### Written problem
Transcribe the data that follows precisely, omitting nothing.

### Stored dataset items
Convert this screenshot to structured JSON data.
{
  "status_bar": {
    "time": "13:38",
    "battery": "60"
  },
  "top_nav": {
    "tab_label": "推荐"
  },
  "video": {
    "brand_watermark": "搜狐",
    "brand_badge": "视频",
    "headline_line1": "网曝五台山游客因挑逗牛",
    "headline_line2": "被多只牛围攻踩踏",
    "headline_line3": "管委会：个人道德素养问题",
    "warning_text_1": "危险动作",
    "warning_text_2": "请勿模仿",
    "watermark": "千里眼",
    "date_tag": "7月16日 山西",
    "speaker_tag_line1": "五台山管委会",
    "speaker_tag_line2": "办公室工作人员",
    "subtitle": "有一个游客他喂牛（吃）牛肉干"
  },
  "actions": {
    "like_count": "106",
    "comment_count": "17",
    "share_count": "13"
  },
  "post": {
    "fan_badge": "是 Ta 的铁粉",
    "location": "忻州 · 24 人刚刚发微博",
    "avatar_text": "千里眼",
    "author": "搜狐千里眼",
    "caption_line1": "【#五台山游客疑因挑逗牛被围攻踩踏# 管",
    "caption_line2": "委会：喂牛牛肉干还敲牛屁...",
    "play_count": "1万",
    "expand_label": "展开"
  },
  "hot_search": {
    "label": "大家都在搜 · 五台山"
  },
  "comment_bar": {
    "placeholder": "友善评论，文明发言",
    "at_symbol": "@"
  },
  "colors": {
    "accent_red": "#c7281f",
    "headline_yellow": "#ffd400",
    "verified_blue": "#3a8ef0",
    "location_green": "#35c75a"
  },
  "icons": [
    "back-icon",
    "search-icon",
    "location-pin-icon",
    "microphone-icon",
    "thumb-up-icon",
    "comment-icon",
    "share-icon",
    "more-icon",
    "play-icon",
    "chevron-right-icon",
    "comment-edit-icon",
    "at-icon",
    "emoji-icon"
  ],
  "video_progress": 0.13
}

### Task output
Convert this screenshot to structured JSON data.
{
  "status_bar": {
    "time": "13:38",
    "battery": "60"
  },
  "top_nav": {
    "tab_label": "推荐"
  },
  "video": {
    "brand_watermark": "搜狐",
    "brand_badge": "视频",
    "headline_line1": "网曝五台山游客因挑逗牛",
    "headline_line2": "被多只牛围攻踩踏",
    "headline_line3": "管委会：个人道德素养问题",
    "warning_text_1": "危险动作",
    "warning_text_2": "请勿模仿",
    "watermark": "千里眼",
    "date_tag": "7月16日 山西",
    "speaker_tag_line1": "五台山管委会",
    "speaker_tag_line2": "办公室工作人员",
    "subtitle": "有一个游客他喂牛（吃）牛肉干"
  },
  "actions": {
    "like_count": "106",
    "comment_count": "17",
    "share_count": "13"
  },
  "post": {
    "fan_badge": "是 Ta 的铁粉",
    "location": "忻州 · 24 人刚刚发微博",
    "avatar_text": "千里眼",
    "author": "搜狐千里眼",
    "caption_line1": "【#五台山游客疑因挑逗牛被围攻踩踏# 管",
    "caption_line2": "委会：喂牛牛肉干还敲牛屁...",
    "play_count": "1万",
    "expand_label": "展开"
  },
  "hot_search": {
    "label": "大家都在搜 · 五台山"
  },
  "comment_bar": {
    "placeholder": "友善评论，文明发言",
    "at_symbol": "@"
  },
  "colors": {
    "accent_red": "#c7281f",
    "headline_yellow": "#ffd400",
    "verified_blue": "#3a8ef0",
    "location_green": "#35c75a"
  },
  "icons": [
    "back-icon",
    "search-icon",
    "location-pin-icon",
    "microphone-icon",
    "thumb-up-icon",
    "comment-icon",
    "share-icon",
    "more-icon",
    "play-icon",
    "chevron-right-icon",
    "comment-edit-icon",
    "at-icon",
    "emoji-icon"
  ],
  "video_progress": 0.13
}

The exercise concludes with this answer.